__TASK DESCRIPTION__
Pull every line containing "Hashtable" out of the material below.
#####
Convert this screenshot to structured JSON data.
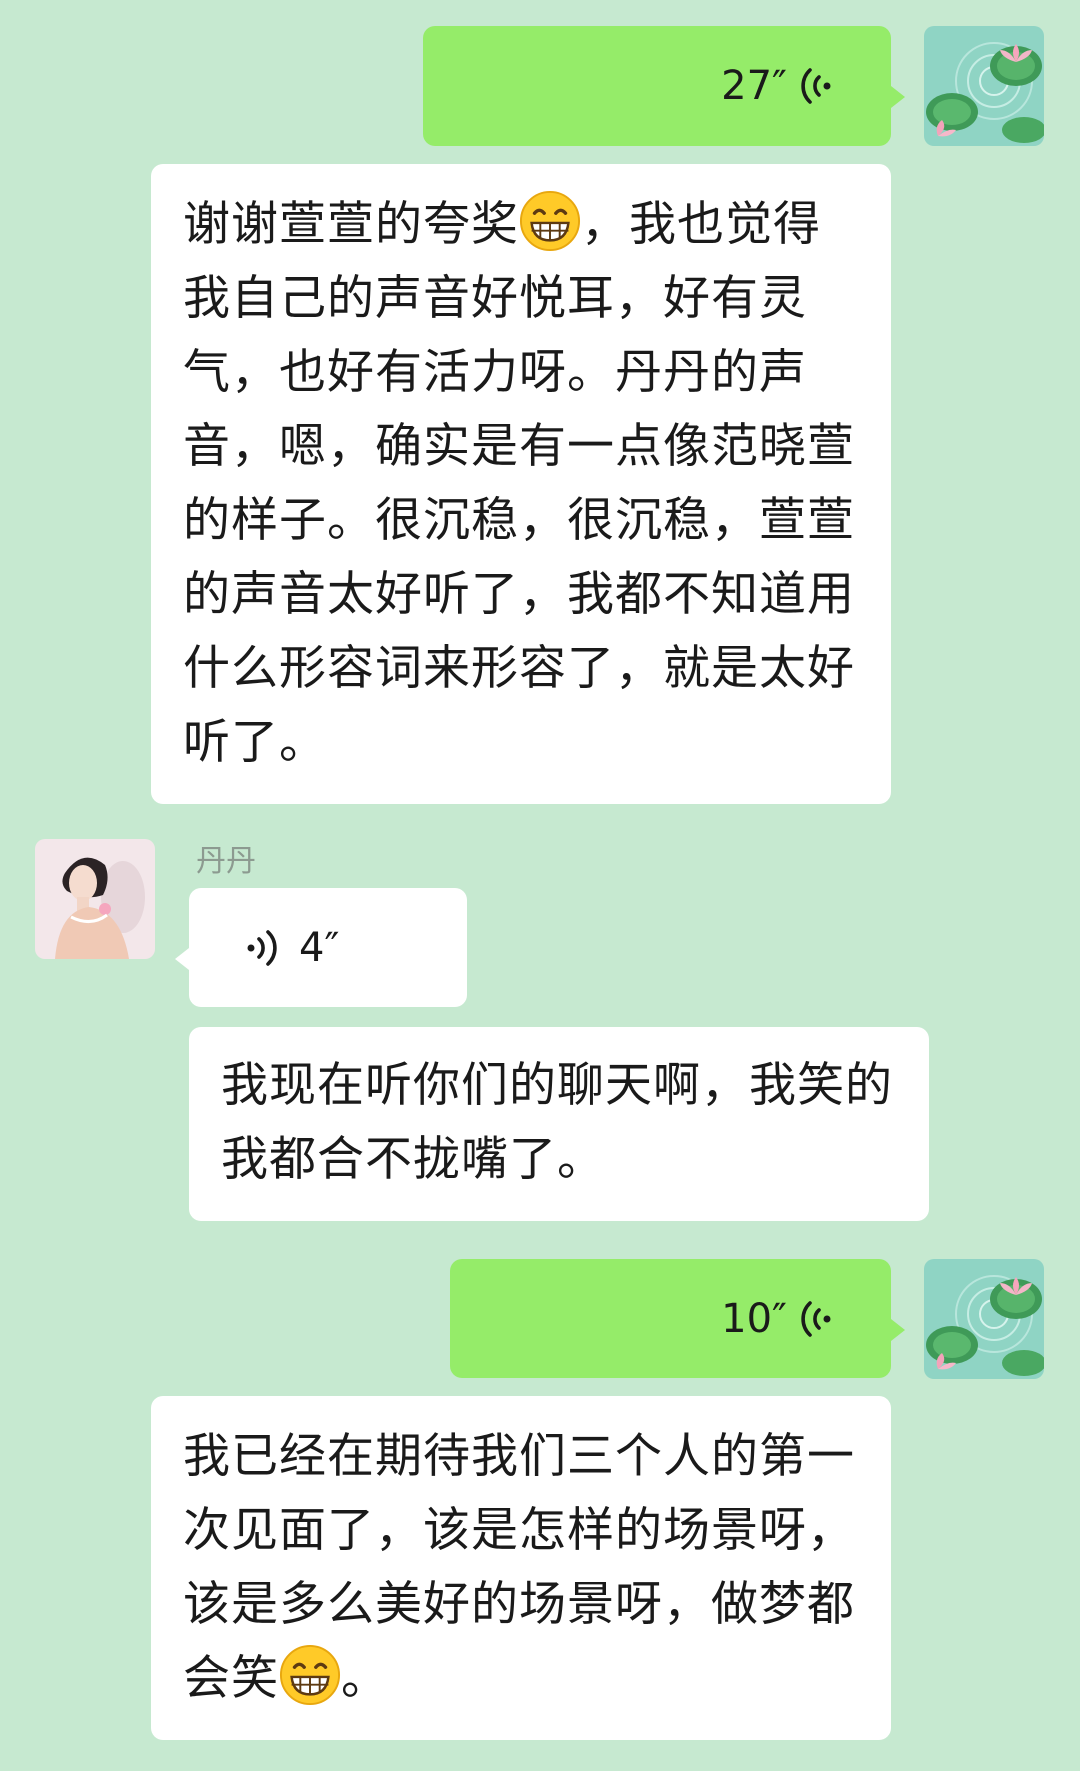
{
  "messages": [
    {
      "id": "m1",
      "side": "right",
      "type": "voice",
      "duration": "27″"
    },
    {
      "id": "m2",
      "side": "right",
      "type": "text",
      "parts": [
        "谢谢萱萱的夸奖",
        "，我也觉得我自己的声音好悦耳，好有灵气，也好有活力呀。丹丹的声音，嗯，确实是有一点像范晓萱的样子。很沉稳，很沉稳，萱萱的声音太好听了，我都不知道用什么形容词来形容了，就是太好听了。"
      ]
    },
    {
      "id": "m3",
      "side": "left",
      "type": "voice",
      "sender": "丹丹",
      "duration": "4″"
    },
    {
      "id": "m4",
      "side": "left",
      "type": "text",
      "text": "我现在听你们的聊天啊，我笑的我都合不拢嘴了。"
    },
    {
      "id": "m5",
      "side": "right",
      "type": "voice",
      "duration": "10″"
    },
    {
      "id": "m6",
      "side": "right",
      "type": "text",
      "parts": [
        "我已经在期待我们三个人的第一次见面了，该是怎样的场景呀，该是多么美好的场景呀，做梦都会笑",
        "。"
      ]
    }
  ],
  "icons": {
    "emoji": "grinning-face-emoji",
    "voice": "voice-wave-icon",
    "my_avatar": "lotus-pond-avatar",
    "other_avatar": "woman-portrait-avatar"
  },
  "colors": {
    "background": "#c6e9d0",
    "my_bubble": "#95ec69",
    "other_bubble": "#ffffff"
  }
}
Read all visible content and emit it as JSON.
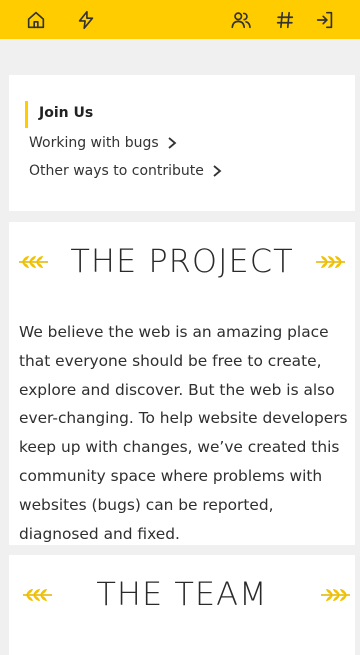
{
  "topbar": {
    "icons": [
      "home-icon",
      "lightning-icon",
      "users-icon",
      "hashtag-icon",
      "sign-in-icon"
    ],
    "accent": "#ffcc00"
  },
  "menu": {
    "active_label": "Join Us",
    "items": [
      {
        "label": "Working with bugs"
      },
      {
        "label": "Other ways to contribute"
      }
    ]
  },
  "project": {
    "title": "THE PROJECT",
    "body": "We believe the web is an amazing place that everyone should be free to create, explore and discover. But the web is also ever-changing. To help website developers keep up with changes, we’ve created this community space where problems with websites (bugs) can be reported, diagnosed and fixed."
  },
  "team": {
    "title": "THE TEAM"
  }
}
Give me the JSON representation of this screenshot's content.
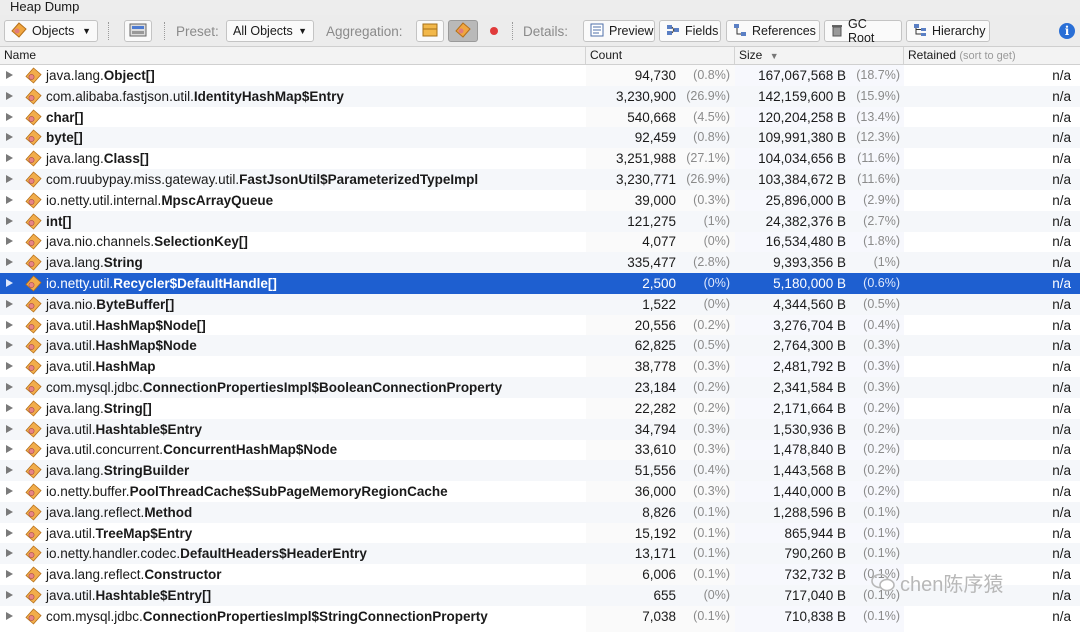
{
  "window": {
    "title": "Heap Dump"
  },
  "toolbar": {
    "objects_label": "Objects",
    "preset_label": "Preset:",
    "preset_value": "All Objects",
    "aggregation_label": "Aggregation:",
    "details_label": "Details:",
    "preview_label": "Preview",
    "fields_label": "Fields",
    "references_label": "References",
    "gcroot_label": "GC Root",
    "hierarchy_label": "Hierarchy"
  },
  "columns": {
    "name": "Name",
    "count": "Count",
    "size": "Size",
    "retained": "Retained",
    "retained_hint": "(sort to get)"
  },
  "rows": [
    {
      "prefix": "java.lang.",
      "cls": "Object[]",
      "count": "94,730",
      "count_pct": "(0.8%)",
      "size": "167,067,568 B",
      "size_pct": "(18.7%)",
      "retained": "n/a"
    },
    {
      "prefix": "com.alibaba.fastjson.util.",
      "cls": "IdentityHashMap$Entry",
      "count": "3,230,900",
      "count_pct": "(26.9%)",
      "size": "142,159,600 B",
      "size_pct": "(15.9%)",
      "retained": "n/a"
    },
    {
      "prefix": "",
      "cls": "char[]",
      "count": "540,668",
      "count_pct": "(4.5%)",
      "size": "120,204,258 B",
      "size_pct": "(13.4%)",
      "retained": "n/a"
    },
    {
      "prefix": "",
      "cls": "byte[]",
      "count": "92,459",
      "count_pct": "(0.8%)",
      "size": "109,991,380 B",
      "size_pct": "(12.3%)",
      "retained": "n/a"
    },
    {
      "prefix": "java.lang.",
      "cls": "Class[]",
      "count": "3,251,988",
      "count_pct": "(27.1%)",
      "size": "104,034,656 B",
      "size_pct": "(11.6%)",
      "retained": "n/a"
    },
    {
      "prefix": "com.ruubypay.miss.gateway.util.",
      "cls": "FastJsonUtil$ParameterizedTypeImpl",
      "count": "3,230,771",
      "count_pct": "(26.9%)",
      "size": "103,384,672 B",
      "size_pct": "(11.6%)",
      "retained": "n/a"
    },
    {
      "prefix": "io.netty.util.internal.",
      "cls": "MpscArrayQueue",
      "count": "39,000",
      "count_pct": "(0.3%)",
      "size": "25,896,000 B",
      "size_pct": "(2.9%)",
      "retained": "n/a"
    },
    {
      "prefix": "",
      "cls": "int[]",
      "count": "121,275",
      "count_pct": "(1%)",
      "size": "24,382,376 B",
      "size_pct": "(2.7%)",
      "retained": "n/a"
    },
    {
      "prefix": "java.nio.channels.",
      "cls": "SelectionKey[]",
      "count": "4,077",
      "count_pct": "(0%)",
      "size": "16,534,480 B",
      "size_pct": "(1.8%)",
      "retained": "n/a"
    },
    {
      "prefix": "java.lang.",
      "cls": "String",
      "count": "335,477",
      "count_pct": "(2.8%)",
      "size": "9,393,356 B",
      "size_pct": "(1%)",
      "retained": "n/a"
    },
    {
      "prefix": "io.netty.util.",
      "cls": "Recycler$DefaultHandle[]",
      "count": "2,500",
      "count_pct": "(0%)",
      "size": "5,180,000 B",
      "size_pct": "(0.6%)",
      "retained": "n/a"
    },
    {
      "prefix": "java.nio.",
      "cls": "ByteBuffer[]",
      "count": "1,522",
      "count_pct": "(0%)",
      "size": "4,344,560 B",
      "size_pct": "(0.5%)",
      "retained": "n/a"
    },
    {
      "prefix": "java.util.",
      "cls": "HashMap$Node[]",
      "count": "20,556",
      "count_pct": "(0.2%)",
      "size": "3,276,704 B",
      "size_pct": "(0.4%)",
      "retained": "n/a"
    },
    {
      "prefix": "java.util.",
      "cls": "HashMap$Node",
      "count": "62,825",
      "count_pct": "(0.5%)",
      "size": "2,764,300 B",
      "size_pct": "(0.3%)",
      "retained": "n/a"
    },
    {
      "prefix": "java.util.",
      "cls": "HashMap",
      "count": "38,778",
      "count_pct": "(0.3%)",
      "size": "2,481,792 B",
      "size_pct": "(0.3%)",
      "retained": "n/a"
    },
    {
      "prefix": "com.mysql.jdbc.",
      "cls": "ConnectionPropertiesImpl$BooleanConnectionProperty",
      "count": "23,184",
      "count_pct": "(0.2%)",
      "size": "2,341,584 B",
      "size_pct": "(0.3%)",
      "retained": "n/a"
    },
    {
      "prefix": "java.lang.",
      "cls": "String[]",
      "count": "22,282",
      "count_pct": "(0.2%)",
      "size": "2,171,664 B",
      "size_pct": "(0.2%)",
      "retained": "n/a"
    },
    {
      "prefix": "java.util.",
      "cls": "Hashtable$Entry",
      "count": "34,794",
      "count_pct": "(0.3%)",
      "size": "1,530,936 B",
      "size_pct": "(0.2%)",
      "retained": "n/a"
    },
    {
      "prefix": "java.util.concurrent.",
      "cls": "ConcurrentHashMap$Node",
      "count": "33,610",
      "count_pct": "(0.3%)",
      "size": "1,478,840 B",
      "size_pct": "(0.2%)",
      "retained": "n/a"
    },
    {
      "prefix": "java.lang.",
      "cls": "StringBuilder",
      "count": "51,556",
      "count_pct": "(0.4%)",
      "size": "1,443,568 B",
      "size_pct": "(0.2%)",
      "retained": "n/a"
    },
    {
      "prefix": "io.netty.buffer.",
      "cls": "PoolThreadCache$SubPageMemoryRegionCache",
      "count": "36,000",
      "count_pct": "(0.3%)",
      "size": "1,440,000 B",
      "size_pct": "(0.2%)",
      "retained": "n/a"
    },
    {
      "prefix": "java.lang.reflect.",
      "cls": "Method",
      "count": "8,826",
      "count_pct": "(0.1%)",
      "size": "1,288,596 B",
      "size_pct": "(0.1%)",
      "retained": "n/a"
    },
    {
      "prefix": "java.util.",
      "cls": "TreeMap$Entry",
      "count": "15,192",
      "count_pct": "(0.1%)",
      "size": "865,944 B",
      "size_pct": "(0.1%)",
      "retained": "n/a"
    },
    {
      "prefix": "io.netty.handler.codec.",
      "cls": "DefaultHeaders$HeaderEntry",
      "count": "13,171",
      "count_pct": "(0.1%)",
      "size": "790,260 B",
      "size_pct": "(0.1%)",
      "retained": "n/a"
    },
    {
      "prefix": "java.lang.reflect.",
      "cls": "Constructor",
      "count": "6,006",
      "count_pct": "(0.1%)",
      "size": "732,732 B",
      "size_pct": "(0.1%)",
      "retained": "n/a"
    },
    {
      "prefix": "java.util.",
      "cls": "Hashtable$Entry[]",
      "count": "655",
      "count_pct": "(0%)",
      "size": "717,040 B",
      "size_pct": "(0.1%)",
      "retained": "n/a"
    },
    {
      "prefix": "com.mysql.jdbc.",
      "cls": "ConnectionPropertiesImpl$StringConnectionProperty",
      "count": "7,038",
      "count_pct": "(0.1%)",
      "size": "710,838 B",
      "size_pct": "(0.1%)",
      "retained": "n/a"
    }
  ],
  "selected_row": 10,
  "watermark": "chen陈序猿",
  "colors": {
    "selection": "#1e5fd0",
    "accent_info": "#2a6fd6"
  }
}
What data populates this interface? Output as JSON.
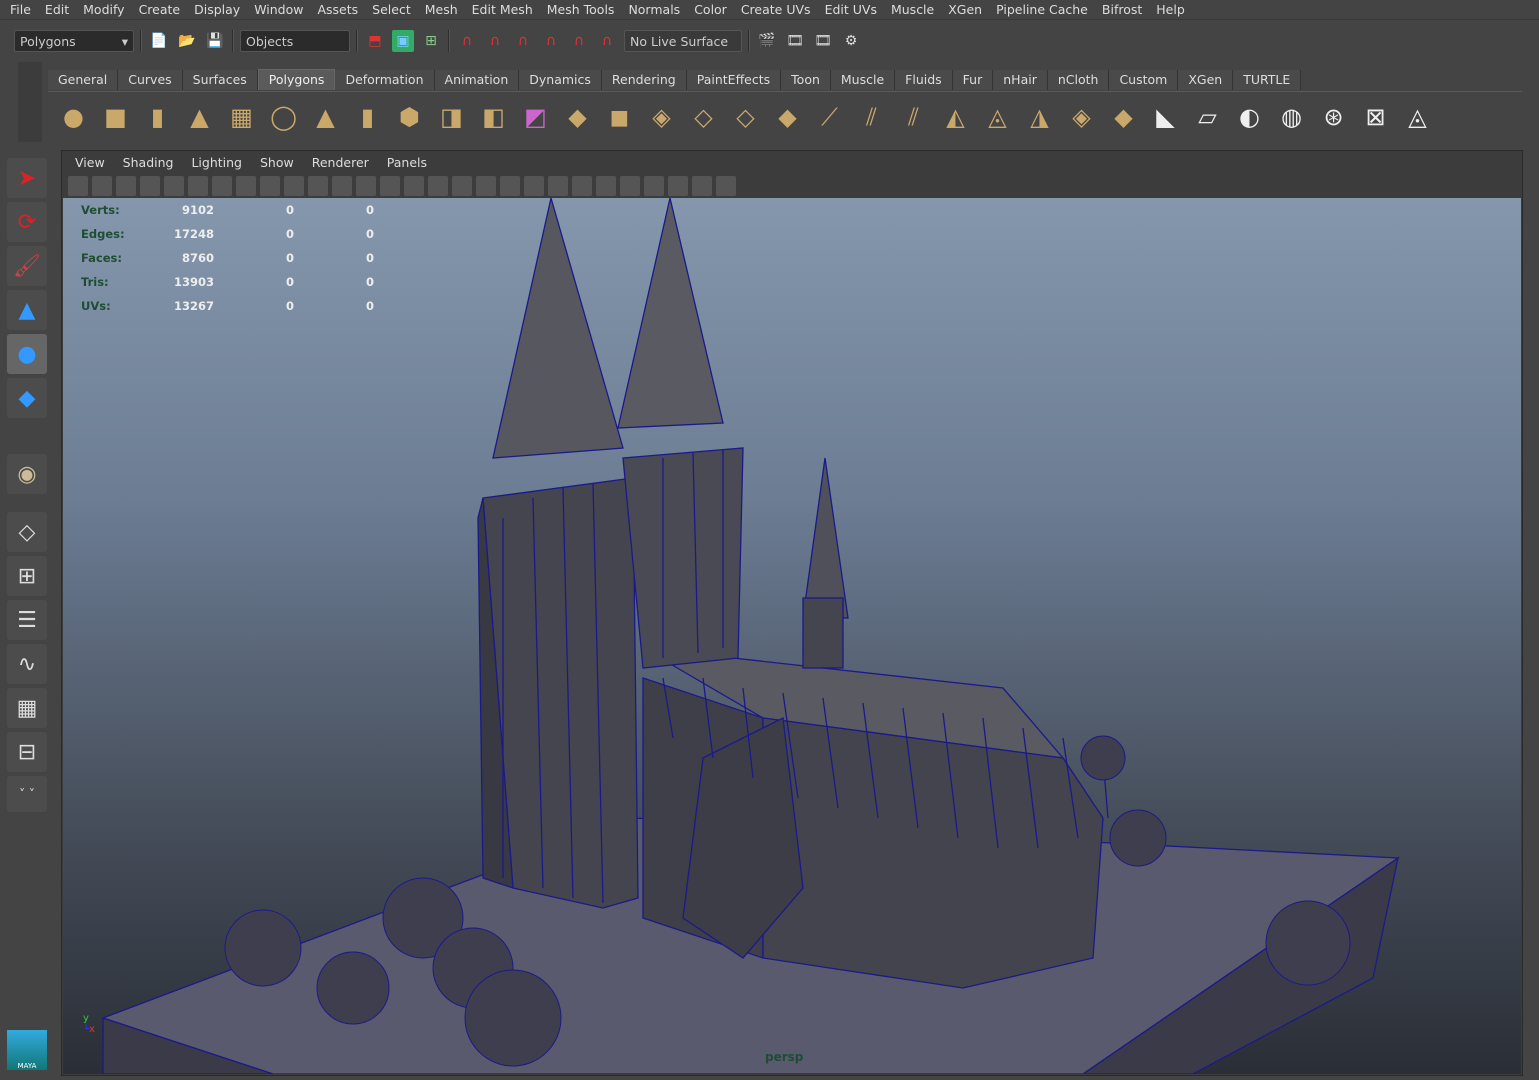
#####
__ANSWER TO THIS TASK__
      "cls": "Hashtable$Entry",
      "cls": "Hashtable$Entry[]",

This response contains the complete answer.